▶ Task prompt:
Output, word for word, the part of the hard-water plants thread between "But that aside" and "(Feb 3, 2008)", inclusive.

▶ Extract to read:
* * *

# Plants for Hard Water



## MidNightCowBoy (Sep 2, 2008)

Hey guys and gals,

This is my first post, I've been reading quite a bit here. I've been keeping fish for about 20 years now but this is my first attempt at a true planted tank and it has not been going particularly well. I bought a used 75 gallon off a friend of mine. It came with a nice Coralife 4x65 watt fixture, I bought new bulbs right away 2x 10,000k and 2x6700k at the advice of my lfs guru. The tank also had plain inert gravel substrate and a small co2 system, the Turbo CO2 Bio system. I pulled about half of the gravel out and added 2 20 lb. bags of red sea flourite to the substrate. I know my CO2 system isn't quite sufficient for a 75 gallon tank and I might do a larger DIY system in the future, but right now I'm quite busy so I'm going to try to make my current setup work. 

I've been trying to purchase plants that are fairly low tech and don't require much in the way of CO2 injection. I think my problem now is that my water is a bit hard at a ph of 8. I don't use RO water, that might be an option in the future but not right now. I have some various cryps that are doing ok at best. I've tried some rosette plants that are also doing so so. I also have some java ferns which are attached to my 2 large pieces of driftwood. I'm also learning to combat my algae problem which I think I'm starting to figure out. 

I'll get to my point now! What I am hoping to find out from you guys is a list of plants that will do well in hard water. I've just been kind of picking and choosing to find plants that will actually thrive with my setup then I can actually buy a lot of them to get my tank planted as it should be.

Any help is appreciated! :flick:


----------



## EdTheEdge (Jan 25, 2007)

Welcome aboard!

Hard water easy to grow plants? Hmmm first one that comes to mind is Vals. They love hard water. Amazon swords do pretty well in hard water also. But they get BIG FAST. Too big and fast for my liking.

But that aside I have had luck with most plants that I have tried and I have quite hard water here in Hell-A. But you know what? That's the best part of this hobby.... experimentation. Try some plants that you like. They just might take.

Best of luck!


----------



## lauraleellbp (Feb 3, 2008)

Welcome to TPT! 

x2 on Swords and Vals. And there are lots of varieties of both of those, so lots of choices there.

Anubias, Najas guadalupensis (guppy grass), Hygros, Bacopa caroliniana, giganta, and colorata, Hydrocoytle leucocephala (Pennywort), Rotalas, Ludwigias are all some plants to try. Floating plants too, like Salvinia, Pistia, Red root floater...


----------

* * *

▶ Dataset rows:
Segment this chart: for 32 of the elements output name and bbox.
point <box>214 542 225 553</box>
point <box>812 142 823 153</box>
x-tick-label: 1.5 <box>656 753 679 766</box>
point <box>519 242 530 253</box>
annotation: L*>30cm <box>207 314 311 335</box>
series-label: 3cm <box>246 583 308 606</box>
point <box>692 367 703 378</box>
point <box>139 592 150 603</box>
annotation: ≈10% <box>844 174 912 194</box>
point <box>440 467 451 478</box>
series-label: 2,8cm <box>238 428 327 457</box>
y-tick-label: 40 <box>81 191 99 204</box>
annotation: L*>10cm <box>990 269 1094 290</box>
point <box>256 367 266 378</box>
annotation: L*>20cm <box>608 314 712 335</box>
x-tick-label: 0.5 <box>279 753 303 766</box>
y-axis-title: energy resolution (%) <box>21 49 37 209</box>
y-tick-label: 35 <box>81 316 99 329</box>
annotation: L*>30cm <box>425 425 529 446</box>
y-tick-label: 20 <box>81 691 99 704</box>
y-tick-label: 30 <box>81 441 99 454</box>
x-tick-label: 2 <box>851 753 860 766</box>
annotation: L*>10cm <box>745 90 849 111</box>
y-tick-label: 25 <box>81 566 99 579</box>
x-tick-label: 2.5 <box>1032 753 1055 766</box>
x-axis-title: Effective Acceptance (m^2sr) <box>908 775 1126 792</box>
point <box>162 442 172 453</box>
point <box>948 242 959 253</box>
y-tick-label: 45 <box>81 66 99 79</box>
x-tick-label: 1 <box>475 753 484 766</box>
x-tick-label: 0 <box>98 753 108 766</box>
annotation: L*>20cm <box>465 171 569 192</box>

* * *

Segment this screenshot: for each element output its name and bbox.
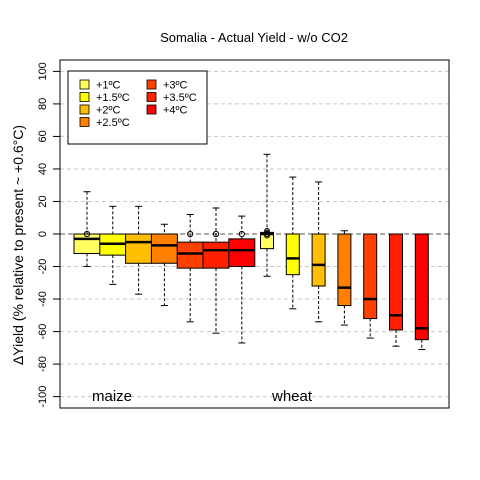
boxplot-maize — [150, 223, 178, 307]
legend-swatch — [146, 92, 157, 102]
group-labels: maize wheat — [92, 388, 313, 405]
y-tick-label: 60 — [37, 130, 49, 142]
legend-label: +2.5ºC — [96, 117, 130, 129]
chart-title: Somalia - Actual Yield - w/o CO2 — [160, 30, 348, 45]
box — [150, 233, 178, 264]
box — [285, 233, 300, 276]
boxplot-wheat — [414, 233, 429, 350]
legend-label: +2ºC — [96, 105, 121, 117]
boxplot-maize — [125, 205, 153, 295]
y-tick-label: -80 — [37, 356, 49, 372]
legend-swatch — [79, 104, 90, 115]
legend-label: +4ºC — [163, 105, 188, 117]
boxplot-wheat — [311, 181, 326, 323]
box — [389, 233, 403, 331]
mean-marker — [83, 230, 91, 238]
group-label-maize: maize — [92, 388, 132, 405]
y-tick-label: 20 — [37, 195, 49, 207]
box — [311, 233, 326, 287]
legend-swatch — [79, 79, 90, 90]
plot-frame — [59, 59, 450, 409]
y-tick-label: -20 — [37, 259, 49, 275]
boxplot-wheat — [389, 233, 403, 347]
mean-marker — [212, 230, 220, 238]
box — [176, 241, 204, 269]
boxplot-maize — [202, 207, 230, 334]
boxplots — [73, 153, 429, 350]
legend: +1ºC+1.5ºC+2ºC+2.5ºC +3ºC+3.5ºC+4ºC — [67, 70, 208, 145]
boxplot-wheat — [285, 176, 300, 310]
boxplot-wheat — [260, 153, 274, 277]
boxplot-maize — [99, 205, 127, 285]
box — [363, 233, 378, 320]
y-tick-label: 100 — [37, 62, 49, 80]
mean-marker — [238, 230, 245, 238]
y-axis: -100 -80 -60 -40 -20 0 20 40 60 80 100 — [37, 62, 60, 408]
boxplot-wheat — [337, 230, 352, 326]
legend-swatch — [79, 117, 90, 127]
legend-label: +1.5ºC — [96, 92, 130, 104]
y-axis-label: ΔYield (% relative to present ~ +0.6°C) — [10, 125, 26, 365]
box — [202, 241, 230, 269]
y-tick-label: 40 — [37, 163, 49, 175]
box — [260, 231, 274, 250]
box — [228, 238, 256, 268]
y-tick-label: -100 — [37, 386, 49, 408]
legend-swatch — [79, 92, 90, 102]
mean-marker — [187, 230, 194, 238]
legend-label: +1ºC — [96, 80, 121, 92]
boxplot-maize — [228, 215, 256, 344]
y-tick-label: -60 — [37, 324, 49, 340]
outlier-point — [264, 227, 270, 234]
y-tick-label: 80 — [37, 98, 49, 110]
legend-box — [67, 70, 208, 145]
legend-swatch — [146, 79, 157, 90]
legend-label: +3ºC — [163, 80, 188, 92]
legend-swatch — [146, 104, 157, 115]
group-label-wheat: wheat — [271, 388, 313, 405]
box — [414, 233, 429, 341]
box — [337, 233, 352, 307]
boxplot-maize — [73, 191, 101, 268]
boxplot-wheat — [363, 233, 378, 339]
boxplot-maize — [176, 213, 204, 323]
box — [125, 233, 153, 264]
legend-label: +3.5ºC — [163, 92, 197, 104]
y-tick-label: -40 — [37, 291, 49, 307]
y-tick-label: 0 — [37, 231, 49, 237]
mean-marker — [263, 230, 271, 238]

* * *

▶ Solved exercise:
But that aside I have had luck with most plants that I have tried and I have quite hard water here in Hell-A. But you know what? That's the best part of this hobby.... experimentation. Try some plants that you like. They just might take.

Best of luck!


----------



## lauraleellbp (Feb 3, 2008)